━━ DATA SHOWN

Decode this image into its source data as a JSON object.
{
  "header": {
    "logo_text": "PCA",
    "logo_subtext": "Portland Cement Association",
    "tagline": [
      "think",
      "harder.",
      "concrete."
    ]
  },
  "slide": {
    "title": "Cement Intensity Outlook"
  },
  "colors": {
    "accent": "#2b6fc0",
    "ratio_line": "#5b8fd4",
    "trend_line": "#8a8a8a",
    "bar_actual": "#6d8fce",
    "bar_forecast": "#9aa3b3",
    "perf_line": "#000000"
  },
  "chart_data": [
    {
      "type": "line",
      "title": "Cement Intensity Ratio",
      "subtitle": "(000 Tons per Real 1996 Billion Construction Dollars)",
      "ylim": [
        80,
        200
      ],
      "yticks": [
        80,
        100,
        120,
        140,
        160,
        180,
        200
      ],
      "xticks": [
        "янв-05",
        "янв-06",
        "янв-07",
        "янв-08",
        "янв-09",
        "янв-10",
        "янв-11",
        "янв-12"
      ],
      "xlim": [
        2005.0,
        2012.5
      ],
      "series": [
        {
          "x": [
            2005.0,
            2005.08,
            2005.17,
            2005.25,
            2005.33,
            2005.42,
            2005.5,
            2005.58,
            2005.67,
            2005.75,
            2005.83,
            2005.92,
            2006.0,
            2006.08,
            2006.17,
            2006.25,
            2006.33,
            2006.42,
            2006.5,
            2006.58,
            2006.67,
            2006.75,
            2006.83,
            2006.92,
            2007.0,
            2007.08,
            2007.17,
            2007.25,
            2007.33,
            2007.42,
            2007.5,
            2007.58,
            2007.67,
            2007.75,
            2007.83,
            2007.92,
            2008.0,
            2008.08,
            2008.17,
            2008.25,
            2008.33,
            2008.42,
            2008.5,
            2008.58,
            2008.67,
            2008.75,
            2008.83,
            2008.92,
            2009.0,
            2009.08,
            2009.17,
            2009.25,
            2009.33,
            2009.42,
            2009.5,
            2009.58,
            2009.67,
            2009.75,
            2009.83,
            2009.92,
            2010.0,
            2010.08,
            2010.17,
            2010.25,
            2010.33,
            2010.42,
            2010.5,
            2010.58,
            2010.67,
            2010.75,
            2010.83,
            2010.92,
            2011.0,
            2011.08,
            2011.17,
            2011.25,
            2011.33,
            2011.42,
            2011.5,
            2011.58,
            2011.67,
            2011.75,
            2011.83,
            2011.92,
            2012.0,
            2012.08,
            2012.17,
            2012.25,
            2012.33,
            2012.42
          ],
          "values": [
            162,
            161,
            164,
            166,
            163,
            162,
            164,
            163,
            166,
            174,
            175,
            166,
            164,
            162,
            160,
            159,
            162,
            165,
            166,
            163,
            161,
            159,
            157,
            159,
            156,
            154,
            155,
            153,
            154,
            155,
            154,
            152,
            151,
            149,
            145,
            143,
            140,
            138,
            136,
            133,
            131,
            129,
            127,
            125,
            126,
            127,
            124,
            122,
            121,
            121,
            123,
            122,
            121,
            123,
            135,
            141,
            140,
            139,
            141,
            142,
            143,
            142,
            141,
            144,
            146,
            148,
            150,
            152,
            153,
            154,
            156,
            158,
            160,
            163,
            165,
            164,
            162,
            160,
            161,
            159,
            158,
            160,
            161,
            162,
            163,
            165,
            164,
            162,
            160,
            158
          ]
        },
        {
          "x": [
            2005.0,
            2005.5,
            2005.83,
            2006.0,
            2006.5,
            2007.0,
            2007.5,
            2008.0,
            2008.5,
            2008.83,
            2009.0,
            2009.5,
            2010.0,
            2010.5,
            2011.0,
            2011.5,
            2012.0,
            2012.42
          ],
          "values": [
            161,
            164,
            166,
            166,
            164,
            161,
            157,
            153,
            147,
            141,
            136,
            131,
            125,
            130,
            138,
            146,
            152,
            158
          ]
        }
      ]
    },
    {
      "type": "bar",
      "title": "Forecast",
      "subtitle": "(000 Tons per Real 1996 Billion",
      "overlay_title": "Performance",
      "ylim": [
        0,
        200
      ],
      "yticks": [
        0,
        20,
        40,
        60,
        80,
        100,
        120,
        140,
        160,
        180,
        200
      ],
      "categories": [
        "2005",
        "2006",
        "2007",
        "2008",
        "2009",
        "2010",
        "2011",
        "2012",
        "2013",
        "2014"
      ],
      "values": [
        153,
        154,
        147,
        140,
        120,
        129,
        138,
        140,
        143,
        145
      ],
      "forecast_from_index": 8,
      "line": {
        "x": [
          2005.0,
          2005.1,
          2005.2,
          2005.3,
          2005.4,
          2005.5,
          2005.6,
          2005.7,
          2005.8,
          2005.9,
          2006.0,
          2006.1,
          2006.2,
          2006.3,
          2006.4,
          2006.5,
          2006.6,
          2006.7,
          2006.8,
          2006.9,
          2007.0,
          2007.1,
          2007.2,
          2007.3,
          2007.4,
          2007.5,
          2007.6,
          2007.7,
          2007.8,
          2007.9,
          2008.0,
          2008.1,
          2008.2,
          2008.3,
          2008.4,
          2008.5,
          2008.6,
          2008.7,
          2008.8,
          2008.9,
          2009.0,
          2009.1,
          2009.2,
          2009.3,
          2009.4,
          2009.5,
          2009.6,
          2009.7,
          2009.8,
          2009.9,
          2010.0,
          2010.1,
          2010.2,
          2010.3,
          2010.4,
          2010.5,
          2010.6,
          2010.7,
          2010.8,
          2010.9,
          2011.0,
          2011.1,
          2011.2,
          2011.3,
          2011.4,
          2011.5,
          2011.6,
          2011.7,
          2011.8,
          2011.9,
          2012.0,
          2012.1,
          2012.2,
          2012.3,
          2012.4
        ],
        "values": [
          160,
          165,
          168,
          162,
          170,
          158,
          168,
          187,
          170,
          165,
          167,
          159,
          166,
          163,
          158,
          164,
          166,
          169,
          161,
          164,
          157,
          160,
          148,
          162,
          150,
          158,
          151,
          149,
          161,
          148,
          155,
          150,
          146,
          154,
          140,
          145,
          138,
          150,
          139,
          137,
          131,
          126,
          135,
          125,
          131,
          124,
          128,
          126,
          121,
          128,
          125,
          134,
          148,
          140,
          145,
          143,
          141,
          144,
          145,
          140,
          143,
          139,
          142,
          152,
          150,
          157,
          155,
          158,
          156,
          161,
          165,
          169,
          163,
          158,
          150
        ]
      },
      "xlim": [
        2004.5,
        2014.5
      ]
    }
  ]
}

━━━━

DIRECTION: Above are some records. Count the lines among them with the word "Intensity", and answer with the number only.

CORRECT RESULT: 2